Set down each record exactly as written.

## begin

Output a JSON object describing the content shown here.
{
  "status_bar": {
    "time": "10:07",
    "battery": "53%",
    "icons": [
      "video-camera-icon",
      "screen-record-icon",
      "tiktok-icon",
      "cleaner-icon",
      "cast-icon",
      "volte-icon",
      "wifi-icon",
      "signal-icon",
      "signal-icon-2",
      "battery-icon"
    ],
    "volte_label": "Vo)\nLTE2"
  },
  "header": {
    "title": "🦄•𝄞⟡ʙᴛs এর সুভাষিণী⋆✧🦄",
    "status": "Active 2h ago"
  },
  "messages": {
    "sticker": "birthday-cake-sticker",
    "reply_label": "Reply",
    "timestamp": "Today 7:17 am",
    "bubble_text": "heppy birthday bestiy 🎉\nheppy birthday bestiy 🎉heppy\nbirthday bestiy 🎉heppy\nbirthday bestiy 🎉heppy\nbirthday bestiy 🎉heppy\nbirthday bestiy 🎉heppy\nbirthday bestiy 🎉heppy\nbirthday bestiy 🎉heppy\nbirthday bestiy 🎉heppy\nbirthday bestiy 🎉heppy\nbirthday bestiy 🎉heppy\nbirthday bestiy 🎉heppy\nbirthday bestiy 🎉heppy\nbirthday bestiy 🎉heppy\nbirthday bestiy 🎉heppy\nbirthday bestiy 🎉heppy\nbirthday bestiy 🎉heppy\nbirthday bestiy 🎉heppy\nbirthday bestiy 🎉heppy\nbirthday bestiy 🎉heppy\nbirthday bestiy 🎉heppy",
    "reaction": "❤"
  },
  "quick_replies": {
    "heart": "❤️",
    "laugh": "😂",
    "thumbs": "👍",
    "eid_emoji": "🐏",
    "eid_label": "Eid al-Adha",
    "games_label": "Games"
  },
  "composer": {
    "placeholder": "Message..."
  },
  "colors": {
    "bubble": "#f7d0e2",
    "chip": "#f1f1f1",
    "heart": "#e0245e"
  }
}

## end

_Complete response_:
Output a JSON object describing the content shown here.
{
  "status_bar": {
    "time": "10:07",
    "battery": "53%",
    "icons": [
      "video-camera-icon",
      "screen-record-icon",
      "tiktok-icon",
      "cleaner-icon",
      "cast-icon",
      "volte-icon",
      "wifi-icon",
      "signal-icon",
      "signal-icon-2",
      "battery-icon"
    ],
    "volte_label": "Vo)\nLTE2"
  },
  "header": {
    "title": "🦄•𝄞⟡ʙᴛs এর সুভাষিণী⋆✧🦄",
    "status": "Active 2h ago"
  },
  "messages": {
    "sticker": "birthday-cake-sticker",
    "reply_label": "Reply",
    "timestamp": "Today 7:17 am",
    "bubble_text": "heppy birthday bestiy 🎉\nheppy birthday bestiy 🎉heppy\nbirthday bestiy 🎉heppy\nbirthday bestiy 🎉heppy\nbirthday bestiy 🎉heppy\nbirthday bestiy 🎉heppy\nbirthday bestiy 🎉heppy\nbirthday bestiy 🎉heppy\nbirthday bestiy 🎉heppy\nbirthday bestiy 🎉heppy\nbirthday bestiy 🎉heppy\nbirthday bestiy 🎉heppy\nbirthday bestiy 🎉heppy\nbirthday bestiy 🎉heppy\nbirthday bestiy 🎉heppy\nbirthday bestiy 🎉heppy\nbirthday bestiy 🎉heppy\nbirthday bestiy 🎉heppy\nbirthday bestiy 🎉heppy\nbirthday bestiy 🎉heppy\nbirthday bestiy 🎉heppy",
    "reaction": "❤"
  },
  "quick_replies": {
    "heart": "❤️",
    "laugh": "😂",
    "thumbs": "👍",
    "eid_emoji": "🐏",
    "eid_label": "Eid al-Adha",
    "games_label": "Games"
  },
  "composer": {
    "placeholder": "Message..."
  },
  "colors": {
    "bubble": "#f7d0e2",
    "chip": "#f1f1f1",
    "heart": "#e0245e"
  }
}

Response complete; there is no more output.